TASK BRIEF:
Write out exactly the lines below that run from the line containing "Type out the text in this image." through the last line of the records.

LISTED RECORDS:
>>>

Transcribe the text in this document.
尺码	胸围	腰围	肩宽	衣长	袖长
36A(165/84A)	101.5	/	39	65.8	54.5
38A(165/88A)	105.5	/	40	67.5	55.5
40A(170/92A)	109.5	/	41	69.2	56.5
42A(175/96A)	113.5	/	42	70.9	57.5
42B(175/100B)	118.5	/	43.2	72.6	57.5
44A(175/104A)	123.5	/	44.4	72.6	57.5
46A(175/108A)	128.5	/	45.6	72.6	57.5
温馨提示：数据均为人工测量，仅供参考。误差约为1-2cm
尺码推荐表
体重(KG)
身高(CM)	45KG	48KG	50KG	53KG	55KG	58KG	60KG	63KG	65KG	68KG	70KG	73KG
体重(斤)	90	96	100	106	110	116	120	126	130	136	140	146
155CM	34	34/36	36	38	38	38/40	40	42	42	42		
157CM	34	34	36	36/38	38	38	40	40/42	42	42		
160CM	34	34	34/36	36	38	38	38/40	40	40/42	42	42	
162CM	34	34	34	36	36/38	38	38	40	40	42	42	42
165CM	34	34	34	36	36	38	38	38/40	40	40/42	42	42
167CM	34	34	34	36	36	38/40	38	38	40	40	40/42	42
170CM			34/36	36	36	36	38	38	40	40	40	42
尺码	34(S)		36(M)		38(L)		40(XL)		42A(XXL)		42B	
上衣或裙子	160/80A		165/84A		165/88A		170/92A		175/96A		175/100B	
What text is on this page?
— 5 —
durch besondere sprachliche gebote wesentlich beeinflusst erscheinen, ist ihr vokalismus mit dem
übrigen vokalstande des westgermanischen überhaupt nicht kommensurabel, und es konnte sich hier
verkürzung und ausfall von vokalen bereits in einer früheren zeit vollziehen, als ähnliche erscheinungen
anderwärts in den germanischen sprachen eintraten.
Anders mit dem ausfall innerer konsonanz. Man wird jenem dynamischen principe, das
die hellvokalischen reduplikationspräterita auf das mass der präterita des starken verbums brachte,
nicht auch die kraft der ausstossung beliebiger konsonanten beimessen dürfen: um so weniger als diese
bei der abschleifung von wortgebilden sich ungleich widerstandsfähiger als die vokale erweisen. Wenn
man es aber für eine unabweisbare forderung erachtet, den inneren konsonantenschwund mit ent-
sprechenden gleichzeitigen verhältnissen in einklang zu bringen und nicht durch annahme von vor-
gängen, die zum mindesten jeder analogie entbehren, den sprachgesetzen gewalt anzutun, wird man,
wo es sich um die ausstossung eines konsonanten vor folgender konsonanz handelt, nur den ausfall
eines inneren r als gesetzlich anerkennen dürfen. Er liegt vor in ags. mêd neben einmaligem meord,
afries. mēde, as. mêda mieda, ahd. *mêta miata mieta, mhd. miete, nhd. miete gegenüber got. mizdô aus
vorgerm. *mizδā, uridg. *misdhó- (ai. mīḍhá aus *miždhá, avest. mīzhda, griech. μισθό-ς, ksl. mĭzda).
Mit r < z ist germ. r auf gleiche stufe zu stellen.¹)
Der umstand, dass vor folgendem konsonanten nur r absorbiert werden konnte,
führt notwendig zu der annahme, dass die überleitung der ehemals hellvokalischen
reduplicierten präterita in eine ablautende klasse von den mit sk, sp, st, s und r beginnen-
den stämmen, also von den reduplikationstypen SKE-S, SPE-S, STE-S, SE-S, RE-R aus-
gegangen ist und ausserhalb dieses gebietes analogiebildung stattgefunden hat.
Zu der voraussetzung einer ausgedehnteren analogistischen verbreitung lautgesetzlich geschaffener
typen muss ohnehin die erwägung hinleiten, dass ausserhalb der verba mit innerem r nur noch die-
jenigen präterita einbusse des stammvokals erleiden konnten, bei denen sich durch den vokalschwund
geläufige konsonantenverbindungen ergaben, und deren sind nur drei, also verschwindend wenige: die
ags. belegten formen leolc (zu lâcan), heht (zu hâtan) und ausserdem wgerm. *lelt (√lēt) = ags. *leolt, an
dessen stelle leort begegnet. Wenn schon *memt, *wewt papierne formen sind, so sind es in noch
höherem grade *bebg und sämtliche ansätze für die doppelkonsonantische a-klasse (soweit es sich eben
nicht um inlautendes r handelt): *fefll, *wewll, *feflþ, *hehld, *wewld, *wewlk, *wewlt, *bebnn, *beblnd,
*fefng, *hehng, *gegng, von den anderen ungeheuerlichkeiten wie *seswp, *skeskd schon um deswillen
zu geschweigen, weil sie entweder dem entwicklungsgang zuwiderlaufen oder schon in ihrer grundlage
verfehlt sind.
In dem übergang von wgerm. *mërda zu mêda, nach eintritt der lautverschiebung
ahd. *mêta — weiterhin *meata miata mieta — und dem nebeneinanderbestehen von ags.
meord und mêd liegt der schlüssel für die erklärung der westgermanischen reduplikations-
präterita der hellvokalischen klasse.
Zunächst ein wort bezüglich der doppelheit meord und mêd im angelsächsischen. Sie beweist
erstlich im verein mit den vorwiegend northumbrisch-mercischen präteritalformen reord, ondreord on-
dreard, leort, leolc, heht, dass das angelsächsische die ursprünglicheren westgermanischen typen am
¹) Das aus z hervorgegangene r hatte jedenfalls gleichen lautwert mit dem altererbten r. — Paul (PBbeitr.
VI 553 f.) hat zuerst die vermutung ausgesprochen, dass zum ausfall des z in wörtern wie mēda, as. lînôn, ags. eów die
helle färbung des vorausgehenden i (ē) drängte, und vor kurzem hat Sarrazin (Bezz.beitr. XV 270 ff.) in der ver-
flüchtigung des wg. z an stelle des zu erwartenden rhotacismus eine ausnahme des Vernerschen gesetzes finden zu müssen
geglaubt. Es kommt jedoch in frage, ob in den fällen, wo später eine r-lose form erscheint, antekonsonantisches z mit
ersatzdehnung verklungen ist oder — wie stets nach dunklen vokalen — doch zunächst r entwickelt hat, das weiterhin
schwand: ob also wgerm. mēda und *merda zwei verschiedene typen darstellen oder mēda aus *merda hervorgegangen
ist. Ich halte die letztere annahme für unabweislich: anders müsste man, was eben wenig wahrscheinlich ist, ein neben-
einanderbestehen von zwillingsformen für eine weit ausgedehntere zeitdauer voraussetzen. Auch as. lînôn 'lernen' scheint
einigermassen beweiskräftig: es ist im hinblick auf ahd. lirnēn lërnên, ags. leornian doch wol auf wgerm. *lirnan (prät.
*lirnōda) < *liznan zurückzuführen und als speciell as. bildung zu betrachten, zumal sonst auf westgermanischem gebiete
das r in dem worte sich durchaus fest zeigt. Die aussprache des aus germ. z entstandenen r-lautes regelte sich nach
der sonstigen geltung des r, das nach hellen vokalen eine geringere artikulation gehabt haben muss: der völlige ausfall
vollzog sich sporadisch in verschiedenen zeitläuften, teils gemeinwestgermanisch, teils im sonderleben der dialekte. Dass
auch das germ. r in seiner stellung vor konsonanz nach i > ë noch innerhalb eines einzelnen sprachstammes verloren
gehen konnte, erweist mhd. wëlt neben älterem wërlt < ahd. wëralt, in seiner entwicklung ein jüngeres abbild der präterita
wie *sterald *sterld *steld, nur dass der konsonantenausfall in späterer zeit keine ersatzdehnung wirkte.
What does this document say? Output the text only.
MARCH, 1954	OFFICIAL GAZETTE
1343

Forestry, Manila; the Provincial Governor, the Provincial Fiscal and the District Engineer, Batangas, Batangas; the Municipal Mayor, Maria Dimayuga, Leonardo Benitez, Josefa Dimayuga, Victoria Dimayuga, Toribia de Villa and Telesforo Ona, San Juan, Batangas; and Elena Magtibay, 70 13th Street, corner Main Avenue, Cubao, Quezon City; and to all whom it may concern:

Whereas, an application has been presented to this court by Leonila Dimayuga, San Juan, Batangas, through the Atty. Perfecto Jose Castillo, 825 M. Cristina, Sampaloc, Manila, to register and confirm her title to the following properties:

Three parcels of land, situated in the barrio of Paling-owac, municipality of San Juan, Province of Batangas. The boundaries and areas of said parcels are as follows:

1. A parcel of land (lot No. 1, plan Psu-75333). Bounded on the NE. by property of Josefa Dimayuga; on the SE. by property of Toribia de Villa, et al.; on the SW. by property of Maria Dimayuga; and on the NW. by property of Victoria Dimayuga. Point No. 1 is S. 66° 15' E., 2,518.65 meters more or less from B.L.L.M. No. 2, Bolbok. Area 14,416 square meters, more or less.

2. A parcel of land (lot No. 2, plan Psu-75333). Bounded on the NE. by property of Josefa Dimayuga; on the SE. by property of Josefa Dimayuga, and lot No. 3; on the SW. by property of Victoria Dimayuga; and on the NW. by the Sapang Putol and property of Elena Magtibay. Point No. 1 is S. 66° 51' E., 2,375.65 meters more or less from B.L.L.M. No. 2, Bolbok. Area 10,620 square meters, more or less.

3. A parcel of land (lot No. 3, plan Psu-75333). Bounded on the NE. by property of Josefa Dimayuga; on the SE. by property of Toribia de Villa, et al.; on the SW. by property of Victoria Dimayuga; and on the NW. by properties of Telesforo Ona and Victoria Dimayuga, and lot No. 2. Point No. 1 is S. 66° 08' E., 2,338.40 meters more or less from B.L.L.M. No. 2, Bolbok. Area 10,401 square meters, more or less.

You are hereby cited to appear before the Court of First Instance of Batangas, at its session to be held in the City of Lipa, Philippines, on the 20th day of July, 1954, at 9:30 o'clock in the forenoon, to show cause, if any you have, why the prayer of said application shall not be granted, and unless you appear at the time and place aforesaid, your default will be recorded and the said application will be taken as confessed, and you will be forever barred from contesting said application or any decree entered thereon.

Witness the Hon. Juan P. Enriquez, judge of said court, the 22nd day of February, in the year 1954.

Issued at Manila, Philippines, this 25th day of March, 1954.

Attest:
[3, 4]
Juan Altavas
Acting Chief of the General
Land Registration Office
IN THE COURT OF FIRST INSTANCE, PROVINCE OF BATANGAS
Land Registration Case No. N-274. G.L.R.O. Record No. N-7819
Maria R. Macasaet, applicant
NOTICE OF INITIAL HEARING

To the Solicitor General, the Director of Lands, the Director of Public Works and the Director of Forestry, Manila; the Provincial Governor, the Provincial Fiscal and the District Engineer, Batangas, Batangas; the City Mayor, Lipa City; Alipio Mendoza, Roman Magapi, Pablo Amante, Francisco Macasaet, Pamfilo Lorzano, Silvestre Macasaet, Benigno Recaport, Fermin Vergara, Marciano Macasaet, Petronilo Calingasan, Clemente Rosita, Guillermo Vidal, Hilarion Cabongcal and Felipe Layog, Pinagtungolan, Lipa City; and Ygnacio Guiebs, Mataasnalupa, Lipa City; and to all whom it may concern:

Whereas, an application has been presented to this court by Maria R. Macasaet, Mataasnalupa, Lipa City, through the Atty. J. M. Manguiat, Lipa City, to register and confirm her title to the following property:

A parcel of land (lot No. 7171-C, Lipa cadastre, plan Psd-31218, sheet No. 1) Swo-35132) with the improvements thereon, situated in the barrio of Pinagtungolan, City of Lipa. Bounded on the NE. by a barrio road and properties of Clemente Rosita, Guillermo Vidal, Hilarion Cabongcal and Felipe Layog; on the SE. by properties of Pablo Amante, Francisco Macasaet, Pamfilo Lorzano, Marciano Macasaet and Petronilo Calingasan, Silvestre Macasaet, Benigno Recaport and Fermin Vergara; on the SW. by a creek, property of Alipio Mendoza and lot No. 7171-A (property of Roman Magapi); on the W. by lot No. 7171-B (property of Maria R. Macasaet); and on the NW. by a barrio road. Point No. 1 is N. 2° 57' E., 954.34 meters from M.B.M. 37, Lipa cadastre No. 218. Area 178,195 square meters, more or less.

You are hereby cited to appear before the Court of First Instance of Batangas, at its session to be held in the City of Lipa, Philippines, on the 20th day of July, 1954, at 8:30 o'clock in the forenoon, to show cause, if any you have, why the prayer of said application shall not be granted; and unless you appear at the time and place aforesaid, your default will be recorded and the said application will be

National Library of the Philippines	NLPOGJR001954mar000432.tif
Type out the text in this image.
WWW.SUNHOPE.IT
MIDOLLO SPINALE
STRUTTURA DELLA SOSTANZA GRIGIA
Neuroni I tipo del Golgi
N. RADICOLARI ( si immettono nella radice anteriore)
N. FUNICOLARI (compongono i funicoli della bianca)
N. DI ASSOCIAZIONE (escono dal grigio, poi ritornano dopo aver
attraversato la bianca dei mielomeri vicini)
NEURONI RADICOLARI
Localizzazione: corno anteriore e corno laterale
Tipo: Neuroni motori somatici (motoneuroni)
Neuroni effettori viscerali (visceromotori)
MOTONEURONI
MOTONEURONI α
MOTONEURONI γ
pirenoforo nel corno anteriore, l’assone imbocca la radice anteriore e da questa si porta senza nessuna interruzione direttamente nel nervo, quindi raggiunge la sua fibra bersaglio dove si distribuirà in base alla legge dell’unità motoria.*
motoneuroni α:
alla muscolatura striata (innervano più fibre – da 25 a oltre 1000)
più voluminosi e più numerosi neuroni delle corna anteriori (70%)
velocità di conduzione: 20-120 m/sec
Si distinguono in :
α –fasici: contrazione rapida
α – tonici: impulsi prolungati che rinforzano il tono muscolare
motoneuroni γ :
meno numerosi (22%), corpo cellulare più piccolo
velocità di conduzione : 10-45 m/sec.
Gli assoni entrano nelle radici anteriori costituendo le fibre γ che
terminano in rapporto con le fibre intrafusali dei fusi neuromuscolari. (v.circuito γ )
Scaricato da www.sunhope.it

<<<

FULL OUTPUT:
Type out the text in this image.
WWW.SUNHOPE.IT
MIDOLLO SPINALE
STRUTTURA DELLA SOSTANZA GRIGIA
Neuroni I tipo del Golgi
N. RADICOLARI ( si immettono nella radice anteriore)
N. FUNICOLARI (compongono i funicoli della bianca)
N. DI ASSOCIAZIONE (escono dal grigio, poi ritornano dopo aver
attraversato la bianca dei mielomeri vicini)
NEURONI RADICOLARI
Localizzazione: corno anteriore e corno laterale
Tipo: Neuroni motori somatici (motoneuroni)
Neuroni effettori viscerali (visceromotori)
MOTONEURONI
MOTONEURONI α
MOTONEURONI γ
pirenoforo nel corno anteriore, l’assone imbocca la radice anteriore e da questa si porta senza nessuna interruzione direttamente nel nervo, quindi raggiunge la sua fibra bersaglio dove si distribuirà in base alla legge dell’unità motoria.*
motoneuroni α:
alla muscolatura striata (innervano più fibre – da 25 a oltre 1000)
più voluminosi e più numerosi neuroni delle corna anteriori (70%)
velocità di conduzione: 20-120 m/sec
Si distinguono in :
α –fasici: contrazione rapida
α – tonici: impulsi prolungati che rinforzano il tono muscolare
motoneuroni γ :
meno numerosi (22%), corpo cellulare più piccolo
velocità di conduzione : 10-45 m/sec.
Gli assoni entrano nelle radici anteriori costituendo le fibre γ che
terminano in rapporto con le fibre intrafusali dei fusi neuromuscolari. (v.circuito γ )
Scaricato da www.sunhope.it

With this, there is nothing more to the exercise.